### Excerpted data
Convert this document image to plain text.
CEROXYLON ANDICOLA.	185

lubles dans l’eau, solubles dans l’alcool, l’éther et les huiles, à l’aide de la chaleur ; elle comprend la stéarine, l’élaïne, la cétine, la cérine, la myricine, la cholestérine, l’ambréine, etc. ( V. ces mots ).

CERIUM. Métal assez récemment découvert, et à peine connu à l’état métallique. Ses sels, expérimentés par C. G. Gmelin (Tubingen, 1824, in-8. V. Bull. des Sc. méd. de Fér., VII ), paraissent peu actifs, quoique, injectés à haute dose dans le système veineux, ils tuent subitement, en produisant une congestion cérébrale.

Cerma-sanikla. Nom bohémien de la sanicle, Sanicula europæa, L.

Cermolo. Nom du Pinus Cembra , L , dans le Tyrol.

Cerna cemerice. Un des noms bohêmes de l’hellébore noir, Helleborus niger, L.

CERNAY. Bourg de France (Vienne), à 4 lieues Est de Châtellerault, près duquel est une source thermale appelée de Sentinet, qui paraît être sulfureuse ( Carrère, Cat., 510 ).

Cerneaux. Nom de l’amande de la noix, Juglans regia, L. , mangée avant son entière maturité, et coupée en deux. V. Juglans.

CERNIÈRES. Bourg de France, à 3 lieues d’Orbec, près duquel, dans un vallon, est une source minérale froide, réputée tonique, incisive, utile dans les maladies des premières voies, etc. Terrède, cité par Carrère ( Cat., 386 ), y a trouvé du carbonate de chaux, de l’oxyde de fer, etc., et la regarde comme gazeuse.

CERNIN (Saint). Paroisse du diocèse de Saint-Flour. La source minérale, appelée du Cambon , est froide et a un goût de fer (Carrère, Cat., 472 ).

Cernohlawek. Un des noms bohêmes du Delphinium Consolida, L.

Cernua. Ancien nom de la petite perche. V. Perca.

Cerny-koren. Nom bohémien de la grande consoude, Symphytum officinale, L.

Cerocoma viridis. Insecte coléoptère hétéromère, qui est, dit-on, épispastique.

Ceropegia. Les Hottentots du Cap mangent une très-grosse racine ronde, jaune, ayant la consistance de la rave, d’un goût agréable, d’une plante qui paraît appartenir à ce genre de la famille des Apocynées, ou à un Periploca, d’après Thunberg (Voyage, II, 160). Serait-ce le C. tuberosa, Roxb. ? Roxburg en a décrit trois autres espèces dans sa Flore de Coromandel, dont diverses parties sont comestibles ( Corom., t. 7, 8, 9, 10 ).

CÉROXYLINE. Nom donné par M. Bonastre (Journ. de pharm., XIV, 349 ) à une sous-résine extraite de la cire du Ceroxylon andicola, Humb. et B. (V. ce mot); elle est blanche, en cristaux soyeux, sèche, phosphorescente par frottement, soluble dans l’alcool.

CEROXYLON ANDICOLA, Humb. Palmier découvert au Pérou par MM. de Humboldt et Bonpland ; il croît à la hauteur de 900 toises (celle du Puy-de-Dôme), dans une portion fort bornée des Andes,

### Exercise task
Please output the entire listing exactly as it stands.

### Task output
Convert this document image to plain text.
CEROXYLON ANDICOLA.	185

lubles dans l’eau, solubles dans l’alcool, l’éther et les huiles, à l’aide de la chaleur ; elle comprend la stéarine, l’élaïne, la cétine, la cérine, la myricine, la cholestérine, l’ambréine, etc. ( V. ces mots ).

CERIUM. Métal assez récemment découvert, et à peine connu à l’état métallique. Ses sels, expérimentés par C. G. Gmelin (Tubingen, 1824, in-8. V. Bull. des Sc. méd. de Fér., VII ), paraissent peu actifs, quoique, injectés à haute dose dans le système veineux, ils tuent subitement, en produisant une congestion cérébrale.

Cerma-sanikla. Nom bohémien de la sanicle, Sanicula europæa, L.

Cermolo. Nom du Pinus Cembra , L , dans le Tyrol.

Cerna cemerice. Un des noms bohêmes de l’hellébore noir, Helleborus niger, L.

CERNAY. Bourg de France (Vienne), à 4 lieues Est de Châtellerault, près duquel est une source thermale appelée de Sentinet, qui paraît être sulfureuse ( Carrère, Cat., 510 ).

Cerneaux. Nom de l’amande de la noix, Juglans regia, L. , mangée avant son entière maturité, et coupée en deux. V. Juglans.

CERNIÈRES. Bourg de France, à 3 lieues d’Orbec, près duquel, dans un vallon, est une source minérale froide, réputée tonique, incisive, utile dans les maladies des premières voies, etc. Terrède, cité par Carrère ( Cat., 386 ), y a trouvé du carbonate de chaux, de l’oxyde de fer, etc., et la regarde comme gazeuse.

CERNIN (Saint). Paroisse du diocèse de Saint-Flour. La source minérale, appelée du Cambon , est froide et a un goût de fer (Carrère, Cat., 472 ).

Cernohlawek. Un des noms bohêmes du Delphinium Consolida, L.

Cernua. Ancien nom de la petite perche. V. Perca.

Cerny-koren. Nom bohémien de la grande consoude, Symphytum officinale, L.

Cerocoma viridis. Insecte coléoptère hétéromère, qui est, dit-on, épispastique.

Ceropegia. Les Hottentots du Cap mangent une très-grosse racine ronde, jaune, ayant la consistance de la rave, d’un goût agréable, d’une plante qui paraît appartenir à ce genre de la famille des Apocynées, ou à un Periploca, d’après Thunberg (Voyage, II, 160). Serait-ce le C. tuberosa, Roxb. ? Roxburg en a décrit trois autres espèces dans sa Flore de Coromandel, dont diverses parties sont comestibles ( Corom., t. 7, 8, 9, 10 ).

CÉROXYLINE. Nom donné par M. Bonastre (Journ. de pharm., XIV, 349 ) à une sous-résine extraite de la cire du Ceroxylon andicola, Humb. et B. (V. ce mot); elle est blanche, en cristaux soyeux, sèche, phosphorescente par frottement, soluble dans l’alcool.

CEROXYLON ANDICOLA, Humb. Palmier découvert au Pérou par MM. de Humboldt et Bonpland ; il croît à la hauteur de 900 toises (celle du Puy-de-Dôme), dans une portion fort bornée des Andes,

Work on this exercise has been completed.